Using the listing below, select the lines with the word "почему" and copy them.

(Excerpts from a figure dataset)
####################
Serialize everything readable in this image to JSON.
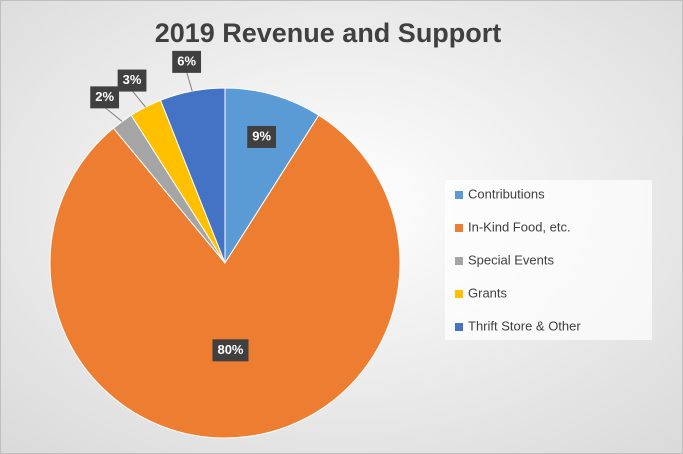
{
  "chart_data": {
    "type": "pie",
    "title": "2019 Revenue  and Support",
    "categories": [
      "Contributions",
      "In-Kind Food, etc.",
      "Special Events",
      "Grants",
      "Thrift Store & Other"
    ],
    "values": [
      9,
      80,
      2,
      3,
      6
    ],
    "value_labels": [
      "9%",
      "80%",
      "2%",
      "3%",
      "6%"
    ],
    "colors": [
      "#5b9bd5",
      "#ed7d31",
      "#a5a5a5",
      "#ffc000",
      "#4472c4"
    ],
    "legend": "right"
  }
}
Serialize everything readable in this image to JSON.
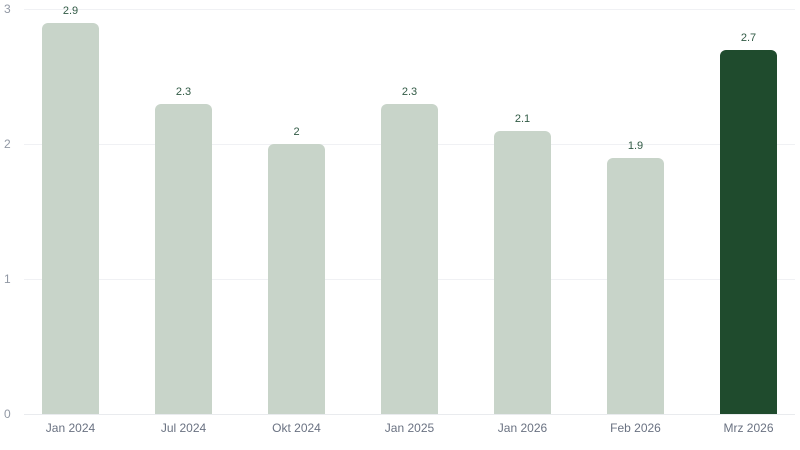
{
  "chart_data": {
    "type": "bar",
    "title": "",
    "xlabel": "",
    "ylabel": "",
    "categories": [
      "Jan 2024",
      "Jul 2024",
      "Okt 2024",
      "Jan 2025",
      "Jan 2026",
      "Feb 2026",
      "Mrz 2026"
    ],
    "values": [
      2.9,
      2.3,
      2,
      2.3,
      2.1,
      1.9,
      2.7
    ],
    "value_labels": [
      "2.9",
      "2.3",
      "2",
      "2.3",
      "2.1",
      "1.9",
      "2.7"
    ],
    "y_ticks": [
      0,
      1,
      2,
      3
    ],
    "y_tick_labels": [
      "0",
      "1",
      "2",
      "3"
    ],
    "ylim": [
      0,
      3
    ],
    "grid": true,
    "legend": "none",
    "highlight_index": 6,
    "colors": {
      "bar_default": "#c8d4c9",
      "bar_highlight": "#1f4b2d",
      "value_label": "#315a45",
      "y_axis_label": "#9198a4",
      "x_axis_label": "#6a7282",
      "gridline": "#f0f1f4",
      "baseline": "#e9ebee",
      "background": "#ffffff"
    }
  }
}
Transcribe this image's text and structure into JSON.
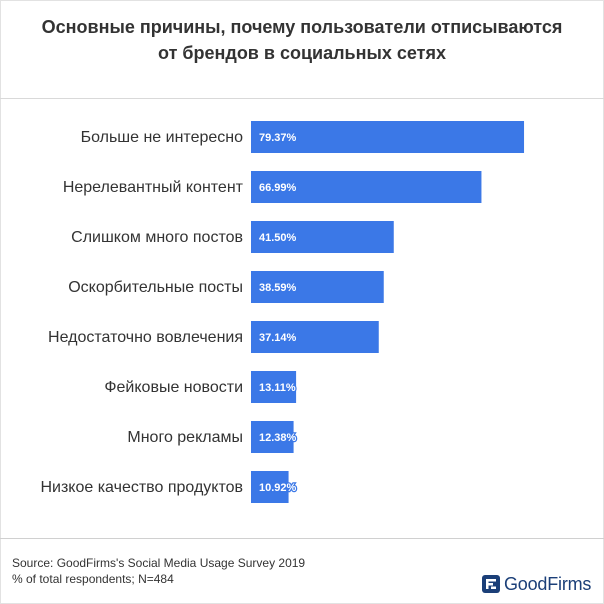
{
  "chart_data": {
    "type": "bar",
    "orientation": "horizontal",
    "title": "Основные причины, почему пользователи отписываются от брендов в социальных сетях",
    "title_lines": [
      "Основные причины, почему пользователи отписываются",
      "от брендов в социальных сетях"
    ],
    "categories": [
      "Больше не интересно",
      "Нерелевантный контент",
      "Слишком много постов",
      "Оскорбительные посты",
      "Недостаточно вовлечения",
      "Фейковые новости",
      "Много рекламы",
      "Низкое качество продуктов"
    ],
    "values": [
      79.37,
      66.99,
      41.5,
      38.59,
      37.14,
      13.11,
      12.38,
      10.92
    ],
    "data_labels": [
      "79.37%",
      "66.99%",
      "41.50%",
      "38.59%",
      "37.14%",
      "13.11%",
      "12.38%",
      "10.92%"
    ],
    "bar_color": "#3b78e7",
    "grid": false,
    "legend": "none"
  },
  "footer": {
    "source": "Source: GoodFirms's Social Media Usage Survey 2019",
    "note": "% of total respondents; N=484"
  },
  "logo": {
    "text": "GoodFirms",
    "icon": "goodfirms-logo-icon",
    "color": "#1b3f78"
  }
}
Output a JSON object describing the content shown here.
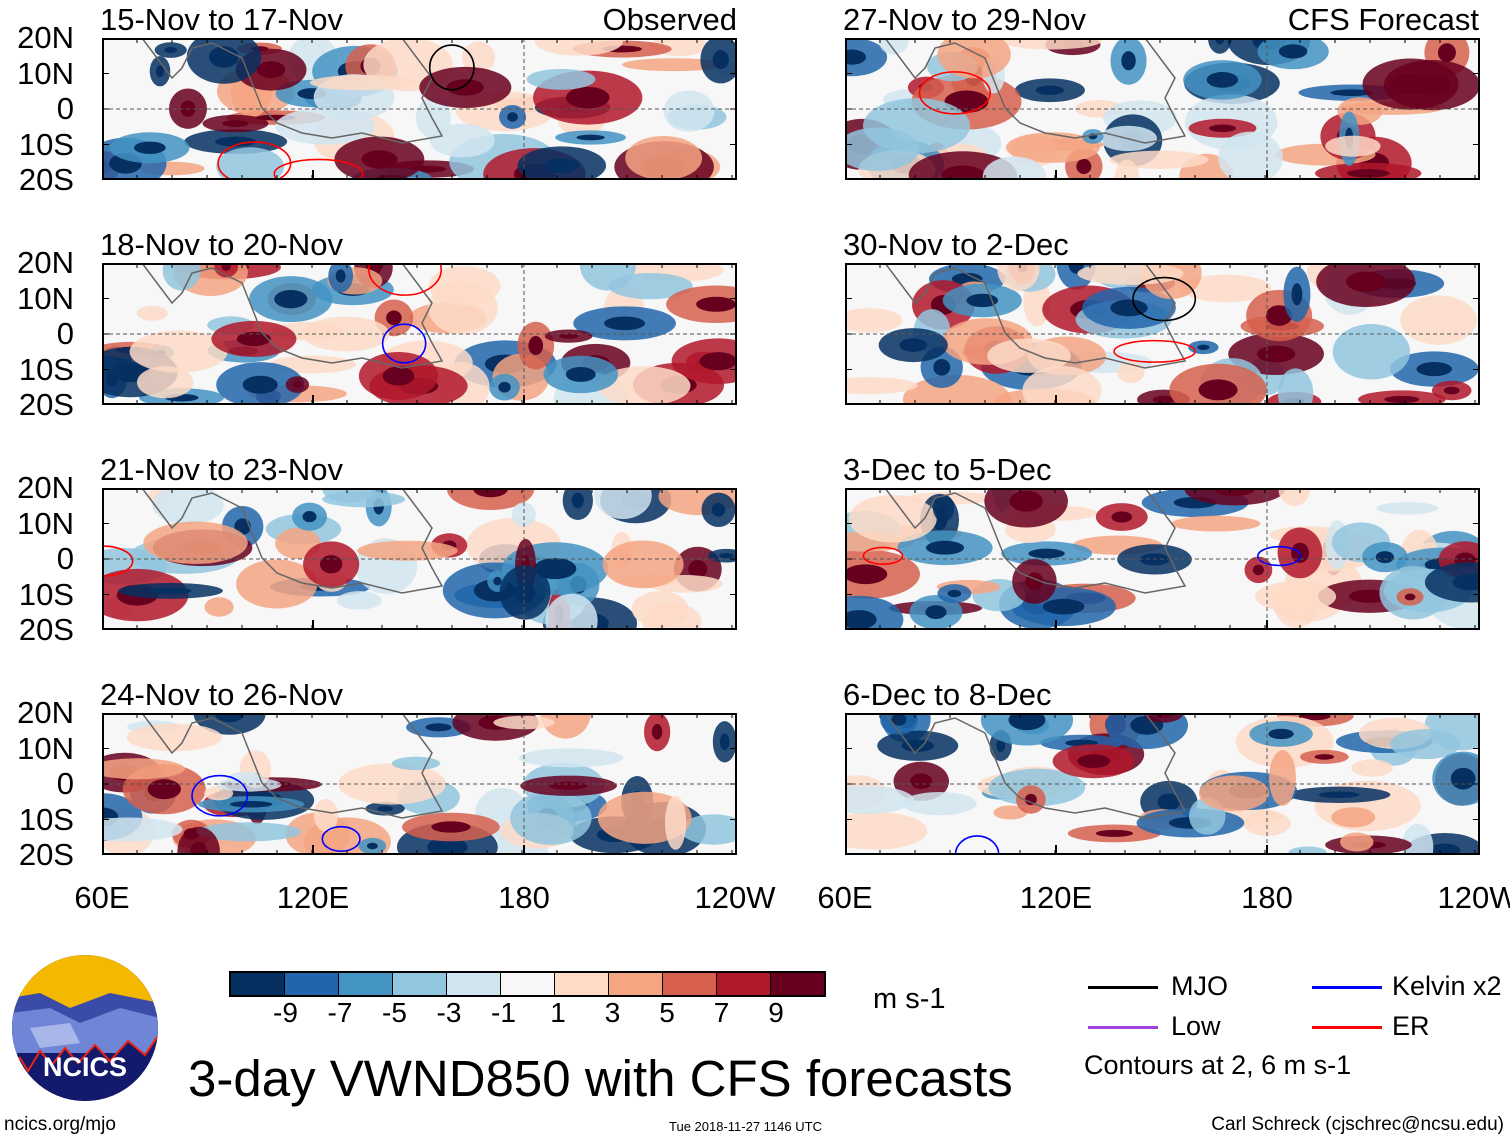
{
  "panels_left": [
    {
      "title": "15-Nov to 17-Nov",
      "tag": "Observed"
    },
    {
      "title": "18-Nov to 20-Nov"
    },
    {
      "title": "21-Nov to 23-Nov"
    },
    {
      "title": "24-Nov to 26-Nov"
    }
  ],
  "panels_right": [
    {
      "title": "27-Nov to 29-Nov",
      "tag": "CFS Forecast"
    },
    {
      "title": "30-Nov to 2-Dec"
    },
    {
      "title": "3-Dec to 5-Dec"
    },
    {
      "title": "6-Dec to 8-Dec"
    }
  ],
  "lat_labels": [
    "20N",
    "10N",
    "0",
    "10S",
    "20S"
  ],
  "lon_labels": [
    "60E",
    "120E",
    "180",
    "120W"
  ],
  "colorbar": {
    "colors": [
      "#053061",
      "#2166ac",
      "#4393c3",
      "#92c5de",
      "#d1e5f0",
      "#f7f7f7",
      "#fddbc7",
      "#f4a582",
      "#d6604d",
      "#b2182b",
      "#67001f"
    ],
    "labels": [
      "-9",
      "-7",
      "-5",
      "-3",
      "-1",
      "1",
      "3",
      "5",
      "7",
      "9"
    ],
    "units": "m s-1"
  },
  "legend": {
    "items": [
      {
        "label": "MJO",
        "color": "#000000"
      },
      {
        "label": "Kelvin x2",
        "color": "#0000ff"
      },
      {
        "label": "Low",
        "color": "#a040e0"
      },
      {
        "label": "ER",
        "color": "#ff0000"
      }
    ],
    "note": "Contours at 2, 6 m s-1"
  },
  "logo_text": "NCICS",
  "main_title": "3-day VWND850 with CFS forecasts",
  "footer": {
    "url": "ncics.org/mjo",
    "timestamp": "Tue 2018-11-27 1146 UTC",
    "author": "Carl Schreck (cjschrec@ncsu.edu)"
  }
}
####################
__FULL ANSWER__:
    "title": "Основные причины, почему пользователи отписываются от брендов в социальных сетях",
      "Основные причины, почему пользователи отписываются",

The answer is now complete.